**WHAT YOU WILL DO**
Answer with a single number, the count of lines holding the word "casos".

**SUPPLIED RECORDS**

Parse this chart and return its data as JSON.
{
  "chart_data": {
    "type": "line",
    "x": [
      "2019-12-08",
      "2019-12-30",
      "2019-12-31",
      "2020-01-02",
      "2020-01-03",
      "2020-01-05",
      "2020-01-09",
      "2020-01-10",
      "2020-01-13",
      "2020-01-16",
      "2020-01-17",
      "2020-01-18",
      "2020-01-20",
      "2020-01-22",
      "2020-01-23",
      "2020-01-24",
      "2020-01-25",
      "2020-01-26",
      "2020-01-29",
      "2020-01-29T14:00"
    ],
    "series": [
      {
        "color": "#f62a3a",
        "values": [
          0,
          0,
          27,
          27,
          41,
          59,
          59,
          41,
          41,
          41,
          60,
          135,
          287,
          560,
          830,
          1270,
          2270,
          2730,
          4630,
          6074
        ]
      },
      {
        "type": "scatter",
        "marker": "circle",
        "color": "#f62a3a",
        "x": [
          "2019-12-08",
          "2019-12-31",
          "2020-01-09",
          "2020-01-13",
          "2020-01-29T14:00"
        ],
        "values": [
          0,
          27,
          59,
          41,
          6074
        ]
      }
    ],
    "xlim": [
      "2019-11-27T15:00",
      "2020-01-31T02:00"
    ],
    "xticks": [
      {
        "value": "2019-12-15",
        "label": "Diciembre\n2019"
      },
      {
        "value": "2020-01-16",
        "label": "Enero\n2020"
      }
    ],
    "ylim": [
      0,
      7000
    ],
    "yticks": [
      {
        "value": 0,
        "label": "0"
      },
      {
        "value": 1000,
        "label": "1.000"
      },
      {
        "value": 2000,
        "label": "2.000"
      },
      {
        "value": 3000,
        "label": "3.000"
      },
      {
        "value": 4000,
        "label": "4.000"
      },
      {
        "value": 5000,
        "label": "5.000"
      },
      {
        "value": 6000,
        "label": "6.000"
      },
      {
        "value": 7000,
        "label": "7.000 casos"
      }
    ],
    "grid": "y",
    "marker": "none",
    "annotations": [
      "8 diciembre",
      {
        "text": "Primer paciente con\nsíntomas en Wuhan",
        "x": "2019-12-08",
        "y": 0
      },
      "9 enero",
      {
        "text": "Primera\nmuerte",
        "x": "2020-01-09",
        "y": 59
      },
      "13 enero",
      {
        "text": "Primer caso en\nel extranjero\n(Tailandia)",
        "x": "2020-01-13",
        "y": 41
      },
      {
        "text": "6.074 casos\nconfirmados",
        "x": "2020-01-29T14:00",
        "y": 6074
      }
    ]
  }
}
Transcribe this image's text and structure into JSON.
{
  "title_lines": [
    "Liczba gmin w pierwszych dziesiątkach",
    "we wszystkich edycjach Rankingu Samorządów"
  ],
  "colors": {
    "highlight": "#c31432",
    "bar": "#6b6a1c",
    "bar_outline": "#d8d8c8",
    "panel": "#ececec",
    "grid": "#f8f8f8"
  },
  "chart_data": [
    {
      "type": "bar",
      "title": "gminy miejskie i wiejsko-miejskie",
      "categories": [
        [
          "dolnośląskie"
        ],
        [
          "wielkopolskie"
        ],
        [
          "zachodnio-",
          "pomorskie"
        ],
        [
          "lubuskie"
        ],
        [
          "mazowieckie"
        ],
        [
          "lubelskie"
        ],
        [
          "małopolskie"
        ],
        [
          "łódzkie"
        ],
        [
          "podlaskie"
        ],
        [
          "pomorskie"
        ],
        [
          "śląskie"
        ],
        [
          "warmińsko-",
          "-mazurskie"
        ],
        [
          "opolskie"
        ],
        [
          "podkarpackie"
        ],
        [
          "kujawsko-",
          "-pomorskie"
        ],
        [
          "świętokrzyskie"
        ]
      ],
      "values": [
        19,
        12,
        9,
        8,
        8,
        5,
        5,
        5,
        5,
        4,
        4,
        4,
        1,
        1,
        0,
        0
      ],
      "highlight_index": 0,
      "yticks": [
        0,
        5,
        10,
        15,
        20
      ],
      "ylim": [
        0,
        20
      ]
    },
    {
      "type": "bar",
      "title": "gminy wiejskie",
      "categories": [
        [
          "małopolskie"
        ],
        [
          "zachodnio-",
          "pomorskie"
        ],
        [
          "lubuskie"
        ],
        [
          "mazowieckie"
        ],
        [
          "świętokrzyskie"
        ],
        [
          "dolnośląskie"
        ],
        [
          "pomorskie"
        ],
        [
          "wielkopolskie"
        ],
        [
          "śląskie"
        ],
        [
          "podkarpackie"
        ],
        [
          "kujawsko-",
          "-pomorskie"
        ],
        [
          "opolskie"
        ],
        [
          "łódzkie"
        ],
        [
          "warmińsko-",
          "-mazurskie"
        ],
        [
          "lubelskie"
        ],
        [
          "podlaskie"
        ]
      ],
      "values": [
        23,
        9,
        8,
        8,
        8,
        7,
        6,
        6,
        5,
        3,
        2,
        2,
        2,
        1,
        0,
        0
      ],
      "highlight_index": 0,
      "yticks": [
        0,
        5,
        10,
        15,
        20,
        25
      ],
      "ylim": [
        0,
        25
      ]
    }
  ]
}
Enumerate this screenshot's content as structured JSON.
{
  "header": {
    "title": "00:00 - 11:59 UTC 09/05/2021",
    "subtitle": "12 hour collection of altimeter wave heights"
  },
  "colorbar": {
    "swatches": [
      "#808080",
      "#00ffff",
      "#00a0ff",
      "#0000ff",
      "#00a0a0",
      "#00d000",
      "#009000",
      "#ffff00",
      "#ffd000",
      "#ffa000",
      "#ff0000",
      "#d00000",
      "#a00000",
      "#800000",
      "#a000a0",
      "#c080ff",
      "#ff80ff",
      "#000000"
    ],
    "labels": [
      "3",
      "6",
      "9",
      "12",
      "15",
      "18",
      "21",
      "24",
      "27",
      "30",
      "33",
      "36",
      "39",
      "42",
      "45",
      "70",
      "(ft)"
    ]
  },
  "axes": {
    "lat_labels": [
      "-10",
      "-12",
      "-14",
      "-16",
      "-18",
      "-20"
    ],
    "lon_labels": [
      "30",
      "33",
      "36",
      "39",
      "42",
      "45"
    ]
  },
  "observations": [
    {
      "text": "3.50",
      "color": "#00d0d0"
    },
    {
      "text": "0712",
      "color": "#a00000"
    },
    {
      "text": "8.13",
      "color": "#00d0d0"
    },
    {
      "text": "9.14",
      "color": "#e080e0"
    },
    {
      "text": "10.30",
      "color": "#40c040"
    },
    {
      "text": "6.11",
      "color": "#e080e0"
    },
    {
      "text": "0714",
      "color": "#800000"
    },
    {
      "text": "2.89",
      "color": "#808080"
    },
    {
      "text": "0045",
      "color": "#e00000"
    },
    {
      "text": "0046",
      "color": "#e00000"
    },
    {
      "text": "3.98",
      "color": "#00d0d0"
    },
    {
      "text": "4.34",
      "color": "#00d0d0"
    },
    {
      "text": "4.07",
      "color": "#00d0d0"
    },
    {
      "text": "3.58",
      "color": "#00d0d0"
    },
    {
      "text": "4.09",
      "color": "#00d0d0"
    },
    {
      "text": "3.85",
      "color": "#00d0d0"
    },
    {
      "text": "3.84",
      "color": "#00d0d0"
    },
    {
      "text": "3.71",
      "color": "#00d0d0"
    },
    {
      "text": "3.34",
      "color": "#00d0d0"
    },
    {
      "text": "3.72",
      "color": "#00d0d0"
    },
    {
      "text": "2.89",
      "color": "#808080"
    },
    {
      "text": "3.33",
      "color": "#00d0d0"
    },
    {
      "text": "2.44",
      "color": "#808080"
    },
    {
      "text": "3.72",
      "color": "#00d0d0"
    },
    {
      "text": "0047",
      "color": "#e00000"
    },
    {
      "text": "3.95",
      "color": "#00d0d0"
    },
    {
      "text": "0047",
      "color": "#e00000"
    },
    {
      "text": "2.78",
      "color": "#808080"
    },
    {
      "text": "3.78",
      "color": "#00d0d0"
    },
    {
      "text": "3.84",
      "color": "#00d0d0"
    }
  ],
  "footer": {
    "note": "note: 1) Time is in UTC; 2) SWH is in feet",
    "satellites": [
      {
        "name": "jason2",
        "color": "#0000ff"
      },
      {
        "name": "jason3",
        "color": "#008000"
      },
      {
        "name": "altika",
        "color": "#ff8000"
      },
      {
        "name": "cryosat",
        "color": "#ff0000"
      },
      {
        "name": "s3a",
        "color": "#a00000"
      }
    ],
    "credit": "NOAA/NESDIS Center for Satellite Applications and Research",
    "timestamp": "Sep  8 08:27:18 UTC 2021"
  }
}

**REPLY TO THE EXERCISE**
2